## begin LISTED RECORDS
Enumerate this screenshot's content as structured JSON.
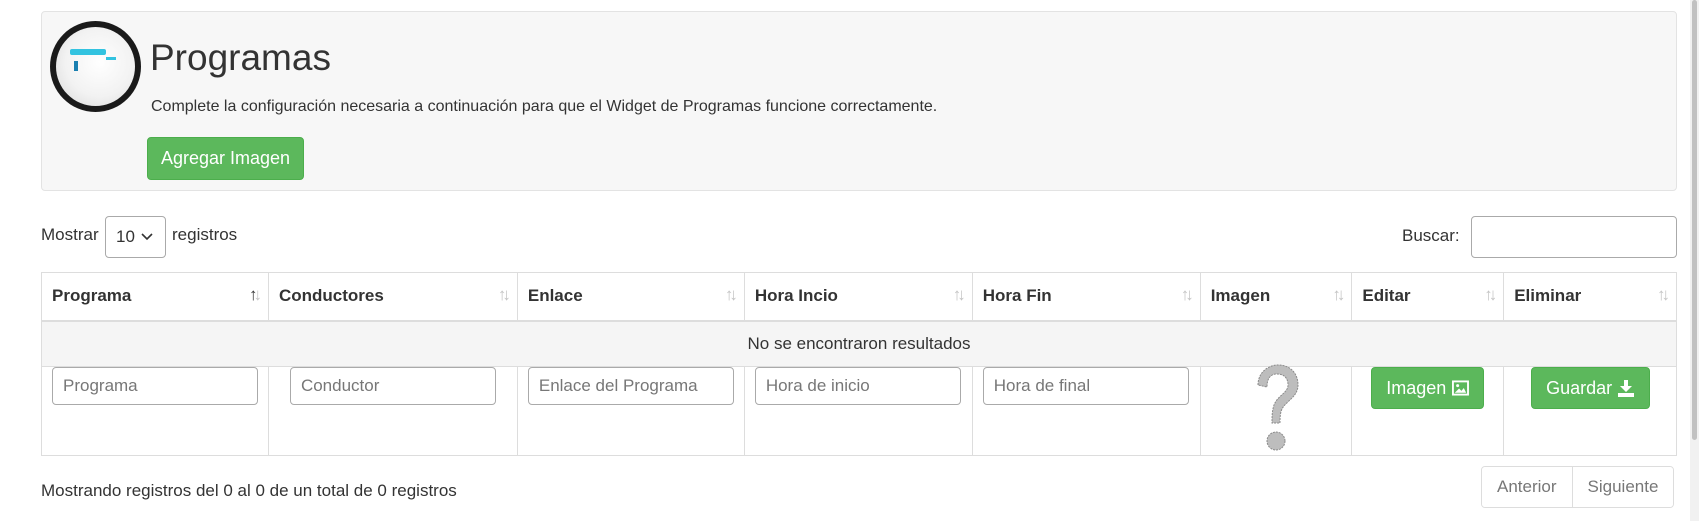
{
  "header": {
    "title": "Programas",
    "description": "Complete la configuración necesaria a continuación para que el Widget de Programas funcione correctamente.",
    "add_image_label": "Agregar Imagen"
  },
  "table_controls": {
    "show_label": "Mostrar",
    "page_length": "10",
    "records_label": "registros",
    "search_label": "Buscar:",
    "search_value": ""
  },
  "columns": [
    "Programa",
    "Conductores",
    "Enlace",
    "Hora Incio",
    "Hora Fin",
    "Imagen",
    "Editar",
    "Eliminar"
  ],
  "sort_icon": "sort-icon",
  "empty_message": "No se encontraron resultados",
  "input_row": {
    "programa_placeholder": "Programa",
    "conductor_placeholder": "Conductor",
    "enlace_placeholder": "Enlace del Programa",
    "hora_inicio_placeholder": "Hora de inicio",
    "hora_fin_placeholder": "Hora de final",
    "image_icon": "question-mark-icon",
    "imagen_button_label": "Imagen",
    "guardar_button_label": "Guardar"
  },
  "footer": {
    "info": "Mostrando registros del 0 al 0 de un total de 0 registros",
    "prev_label": "Anterior",
    "next_label": "Siguiente"
  },
  "colors": {
    "success": "#5cb85c",
    "panel_bg": "#f7f7f7",
    "border": "#dddddd"
  }
}
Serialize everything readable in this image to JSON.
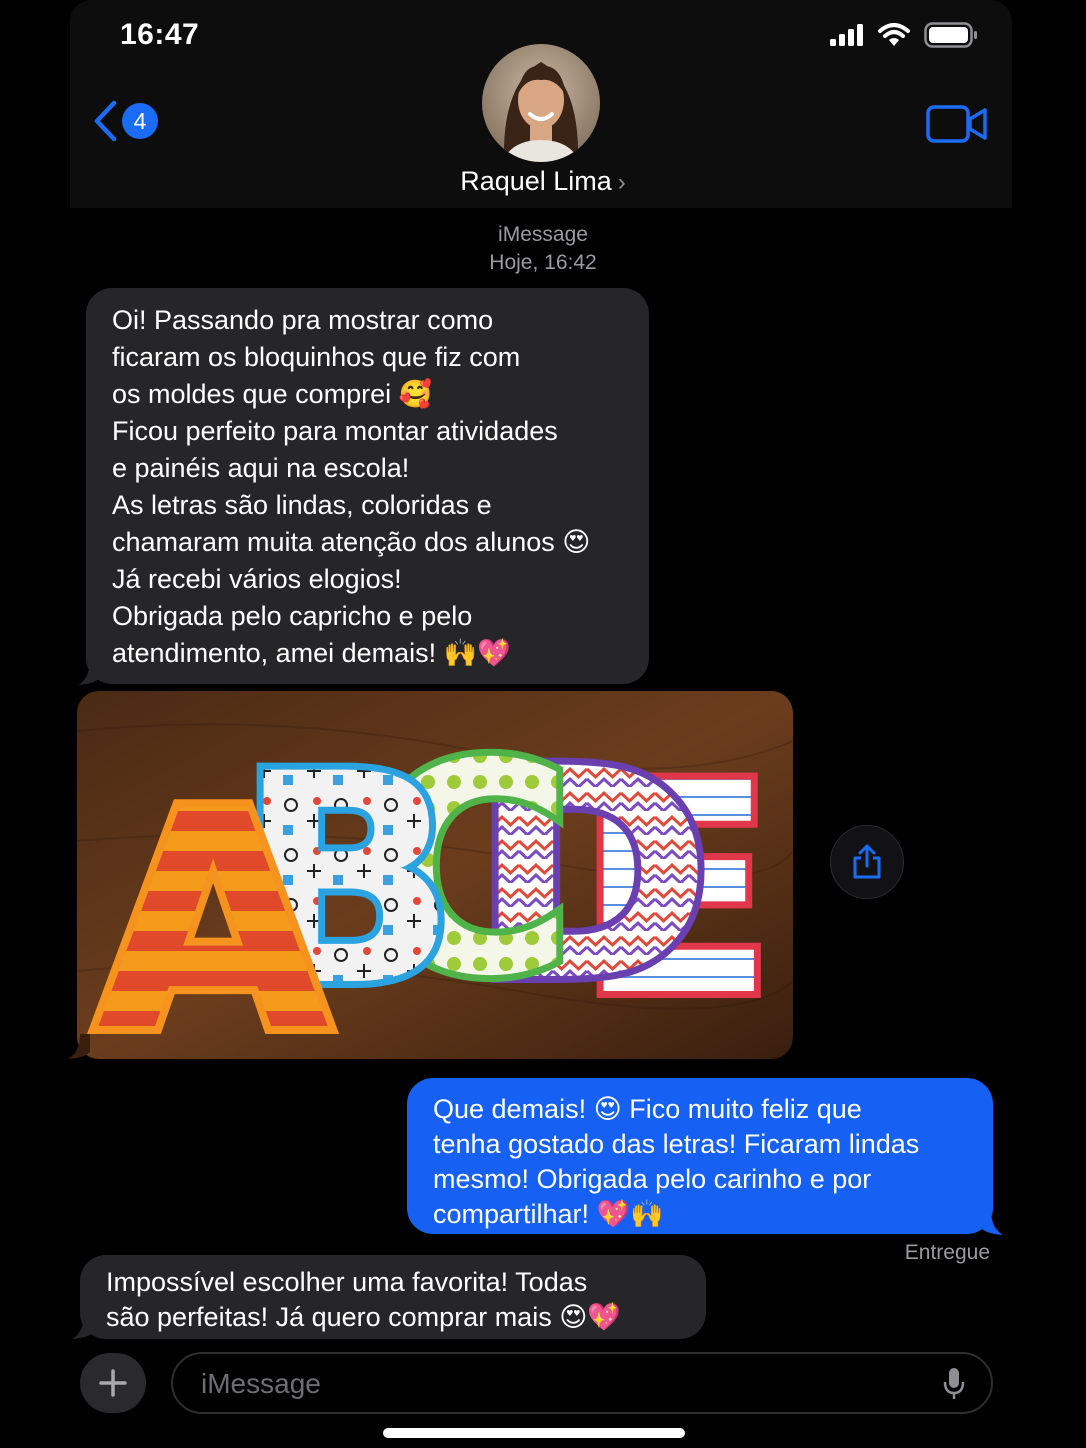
{
  "status_bar": {
    "time": "16:47"
  },
  "header": {
    "back_badge": "4",
    "contact_name": "Raquel Lima",
    "chevron": "›",
    "back_icon": "chevron-left-icon",
    "video_icon": "video-camera-icon",
    "accent_color": "#1b6cf5"
  },
  "thread": {
    "service": "iMessage",
    "timestamp": "Hoje, 16:42",
    "messages": [
      {
        "direction": "incoming",
        "lines": [
          "Oi! Passando pra mostrar como",
          "ficaram os bloquinhos que fiz com",
          "os moldes que comprei 🥰",
          "Ficou perfeito para montar atividades",
          "e painéis aqui na escola!",
          "As letras são lindas, coloridas e",
          "chamaram muita atenção dos alunos 😍",
          "Já recebi vários elogios!",
          "Obrigada pelo capricho e pelo",
          "atendimento, amei demais! 🙌💖"
        ]
      },
      {
        "direction": "incoming",
        "image_letters": [
          "A",
          "B",
          "C",
          "D",
          "E"
        ]
      },
      {
        "direction": "outgoing",
        "lines": [
          "Que demais! 😍 Fico muito feliz que",
          "tenha gostado das letras! Ficaram lindas",
          "mesmo! Obrigada pelo carinho e por",
          "compartilhar! 💖🙌"
        ]
      },
      {
        "direction": "incoming",
        "lines": [
          "Impossível escolher uma favorita! Todas",
          "são perfeitas! Já quero comprar mais 😍💖"
        ]
      }
    ],
    "delivered_label": "Entregue"
  },
  "composer": {
    "placeholder": "iMessage",
    "plus_icon": "plus-icon",
    "mic_icon": "microphone-icon"
  },
  "colors": {
    "incoming_bubble": "#262628",
    "outgoing_bubble": "#1660f4"
  }
}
## end LISTED RECORDS
### TASK TO COMPLETE
Copy down every line of the material above that includes the string "Obrigada".

### FINAL RESULT
          "Obrigada pelo capricho e pelo",
          "mesmo! Obrigada pelo carinho e por",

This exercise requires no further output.